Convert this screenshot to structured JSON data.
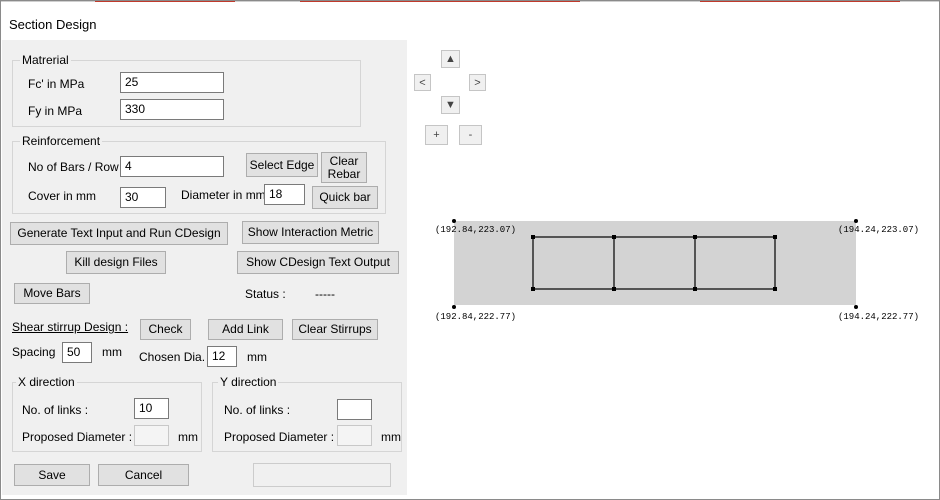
{
  "window": {
    "title": "Section Design"
  },
  "material": {
    "title": "Matrerial",
    "fc_label": "Fc' in MPa",
    "fc_value": "25",
    "fy_label": "Fy in MPa",
    "fy_value": "330"
  },
  "reinforcement": {
    "title": "Reinforcement",
    "bars_label": "No of Bars / Row",
    "bars_value": "4",
    "select_edge_label": "Select Edge",
    "clear_rebar_label_1": "Clear",
    "clear_rebar_label_2": "Rebar",
    "cover_label": "Cover in mm",
    "cover_value": "30",
    "diameter_label": "Diameter in mm",
    "diameter_value": "18",
    "quick_bar_label": "Quick bar"
  },
  "actions": {
    "generate_label": "Generate Text Input and Run CDesign",
    "interaction_label": "Show Interaction Metric",
    "kill_label": "Kill design Files",
    "show_output_label": "Show CDesign Text Output",
    "move_bars_label": "Move Bars"
  },
  "status": {
    "label": "Status :",
    "value": "-----"
  },
  "shear": {
    "title": "Shear stirrup Design :",
    "check_label": "Check",
    "add_link_label": "Add Link",
    "clear_stirrups_label": "Clear Stirrups",
    "spacing_label": "Spacing",
    "spacing_value": "50",
    "spacing_unit": "mm",
    "chosen_dia_label": "Chosen Dia. :",
    "chosen_dia_value": "12",
    "chosen_dia_unit": "mm"
  },
  "x_direction": {
    "title": "X direction",
    "links_label": "No. of links :",
    "links_value": "10",
    "proposed_label": "Proposed Diameter :",
    "proposed_value": "",
    "unit": "mm"
  },
  "y_direction": {
    "title": "Y direction",
    "links_label": "No. of links :",
    "links_value": "",
    "proposed_label": "Proposed Diameter :",
    "proposed_value": "",
    "unit": "mm"
  },
  "footer": {
    "save_label": "Save",
    "cancel_label": "Cancel",
    "extra_label": ""
  },
  "canvas": {
    "nav": {
      "up": "▲",
      "down": "▼",
      "left": "<",
      "right": ">",
      "zoom_in": "+",
      "zoom_out": "-"
    },
    "corner_labels": {
      "top_left": "(192.84,223.07)",
      "top_right": "(194.24,223.07)",
      "bottom_left": "(192.84,222.77)",
      "bottom_right": "(194.24,222.77)"
    },
    "section_fill": "#d3d3d3"
  },
  "colors": {
    "accent_red": "#c0392b",
    "panel_bg": "#f0f0f0",
    "button_bg": "#e1e1e1"
  }
}
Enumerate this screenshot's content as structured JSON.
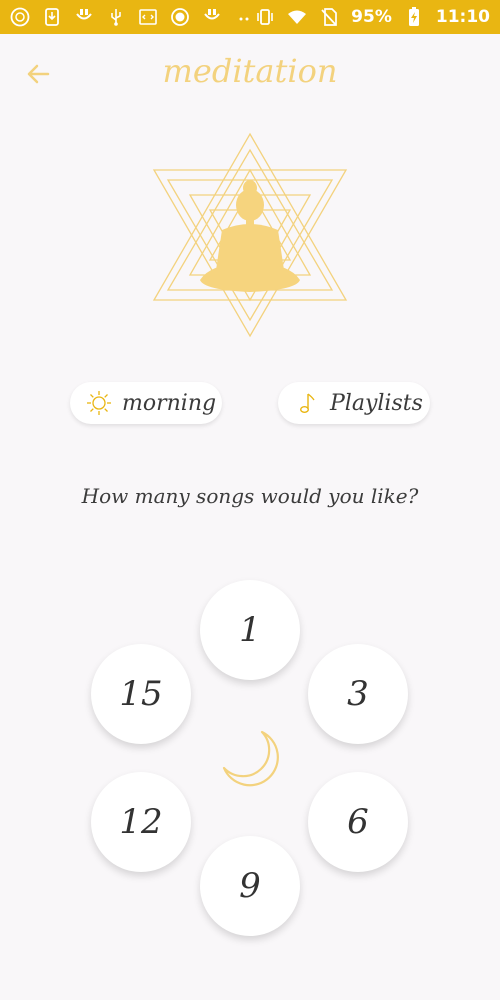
{
  "status_bar": {
    "battery": "95%",
    "time": "11:10"
  },
  "header": {
    "title": "meditation"
  },
  "chips": {
    "morning": {
      "label": "morning",
      "icon": "sun-icon"
    },
    "playlists": {
      "label": "Playlists",
      "icon": "music-note-icon"
    }
  },
  "question": "How many songs would you like?",
  "options": [
    "1",
    "3",
    "6",
    "9",
    "12",
    "15"
  ],
  "colors": {
    "status_bar": "#e9b612",
    "accent": "#f3d27e",
    "background": "#f9f7f9"
  }
}
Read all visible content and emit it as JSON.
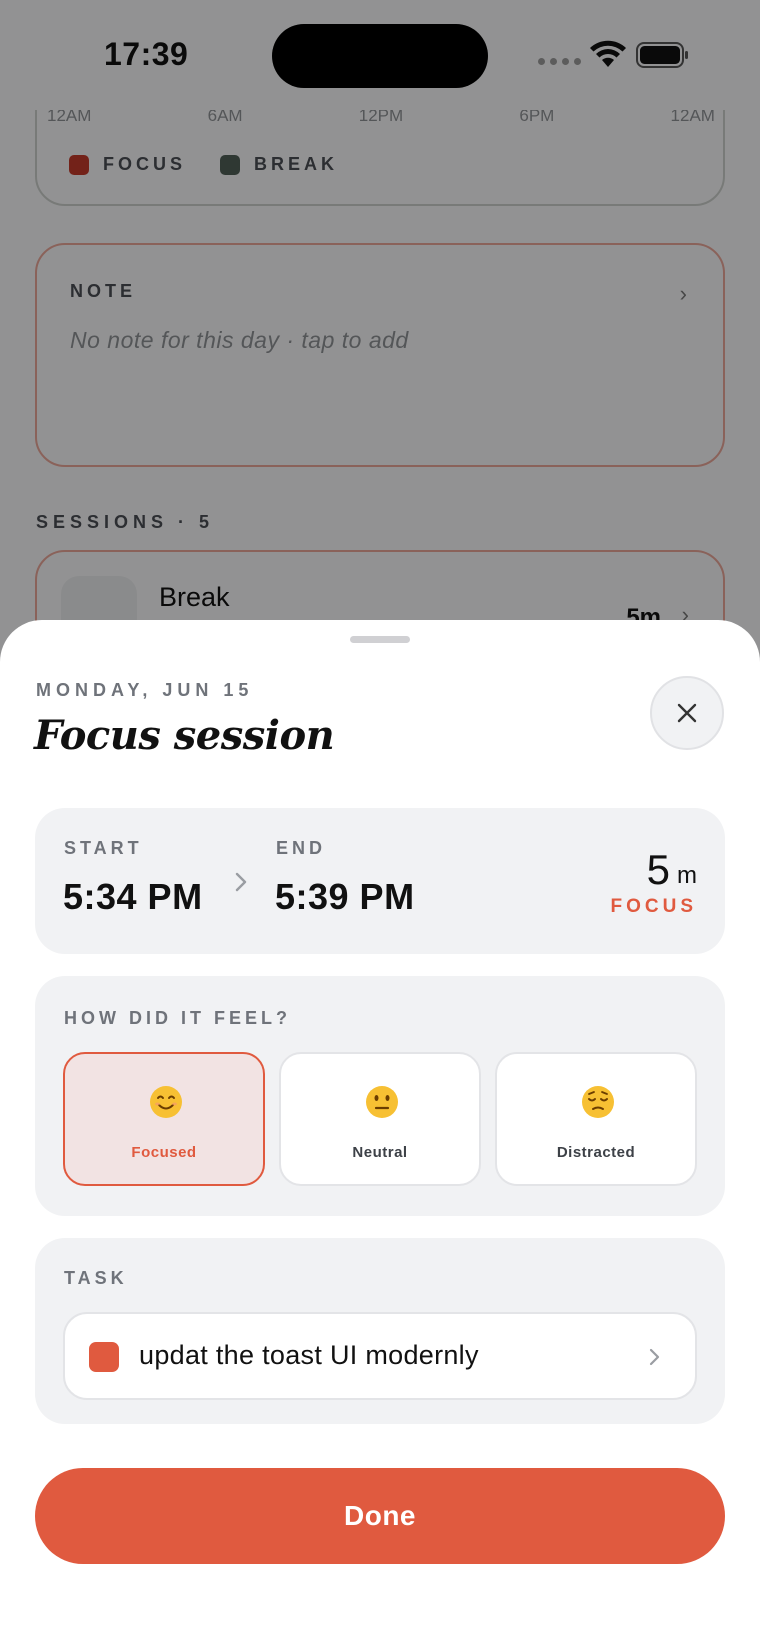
{
  "status_bar": {
    "time": "17:39"
  },
  "background": {
    "timeline_ticks": [
      "12AM",
      "6AM",
      "12PM",
      "6PM",
      "12AM"
    ],
    "legend": [
      {
        "label": "FOCUS",
        "color": "#c0392b"
      },
      {
        "label": "BREAK",
        "color": "#4f5e56"
      }
    ],
    "note": {
      "label": "NOTE",
      "placeholder": "No note for this day · tap to add"
    },
    "sessions_label": "SESSIONS · 5",
    "session": {
      "name": "Break",
      "duration": "5m"
    }
  },
  "sheet": {
    "date_label": "MONDAY, JUN 15",
    "title": "Focus session",
    "times": {
      "start_label": "START",
      "start_value": "5:34 PM",
      "end_label": "END",
      "end_value": "5:39 PM",
      "duration_number": "5",
      "duration_unit": "m",
      "session_type": "FOCUS"
    },
    "feel": {
      "label": "HOW DID IT FEEL?",
      "options": [
        {
          "label": "Focused",
          "emoji": "smiling-face-icon",
          "selected": true
        },
        {
          "label": "Neutral",
          "emoji": "neutral-face-icon",
          "selected": false
        },
        {
          "label": "Distracted",
          "emoji": "pensive-face-icon",
          "selected": false
        }
      ]
    },
    "task": {
      "label": "TASK",
      "name": "updat the toast UI modernly",
      "color": "#e05a3f"
    },
    "done_label": "Done"
  },
  "colors": {
    "accent": "#e05a3f",
    "panel": "#f1f2f4"
  }
}
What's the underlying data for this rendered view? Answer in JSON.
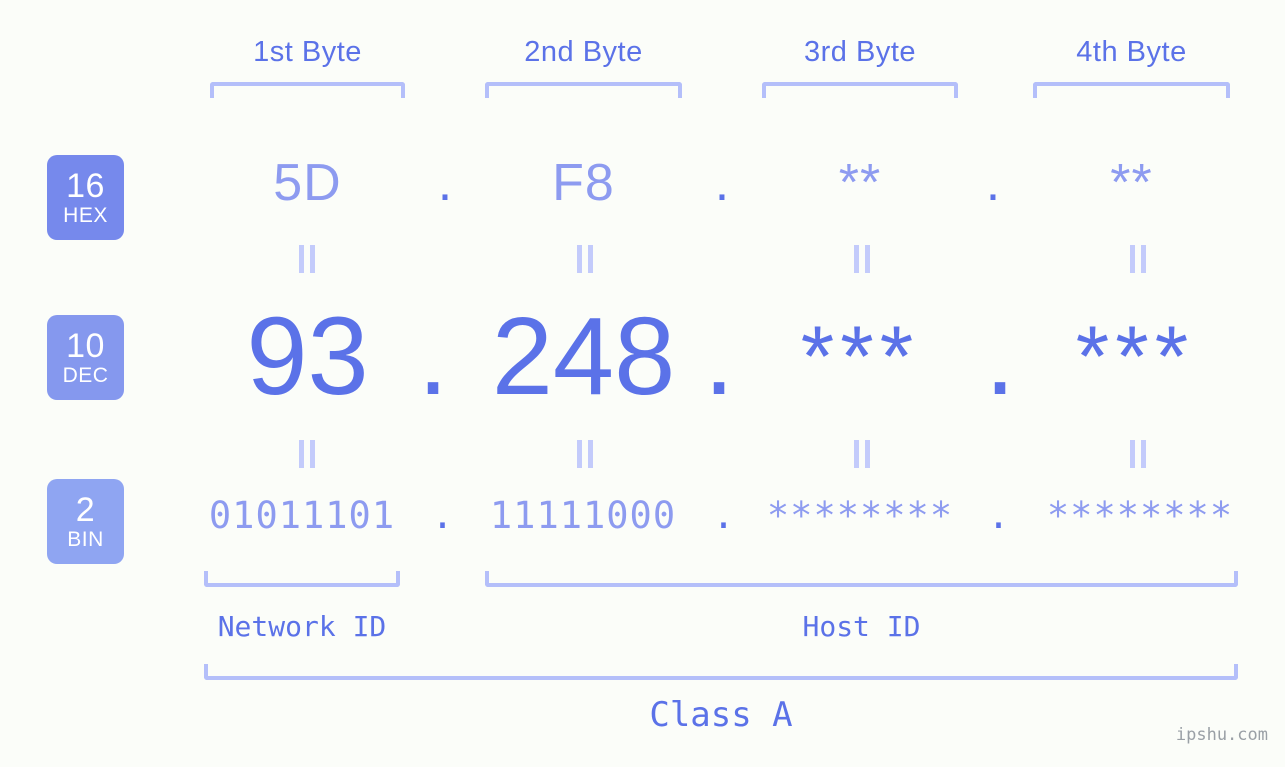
{
  "meta": {
    "background_color": "#fbfdf9",
    "accent_strong": "#5b72e8",
    "accent_light": "#8d9bf0",
    "bracket_color": "#b4bffa",
    "watermark": "ipshu.com"
  },
  "headers": [
    {
      "label": "1st Byte"
    },
    {
      "label": "2nd Byte"
    },
    {
      "label": "3rd Byte"
    },
    {
      "label": "4th Byte"
    }
  ],
  "bases": [
    {
      "number": "16",
      "name": "HEX",
      "color": "#7689ec"
    },
    {
      "number": "10",
      "name": "DEC",
      "color": "#8598ee"
    },
    {
      "number": "2",
      "name": "BIN",
      "color": "#8fa5f2"
    }
  ],
  "rows": {
    "hex": {
      "base_number": "16",
      "base_name": "HEX",
      "values": [
        "5D",
        "F8",
        "**",
        "**"
      ],
      "separators": [
        ".",
        ".",
        "."
      ]
    },
    "dec": {
      "base_number": "10",
      "base_name": "DEC",
      "values": [
        "93",
        "248",
        "***",
        "***"
      ],
      "separators": [
        ".",
        ".",
        "."
      ]
    },
    "bin": {
      "base_number": "2",
      "base_name": "BIN",
      "values": [
        "01011101",
        "11111000",
        "********",
        "********"
      ],
      "separators": [
        ".",
        ".",
        "."
      ]
    }
  },
  "equals_separator": "=",
  "sections": {
    "network_id": "Network ID",
    "host_id": "Host ID",
    "class": "Class A"
  }
}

----

## Task prompt
Gather, from the listing above, every line carrying the word "JSON".

## Problem solution
Convert this screenshot to structured JSON data.
Enumerate this screenshot's content as structured JSON.
Read all visible content and emit it as JSON.
What's the underlying data for this rendered view? Answer in JSON.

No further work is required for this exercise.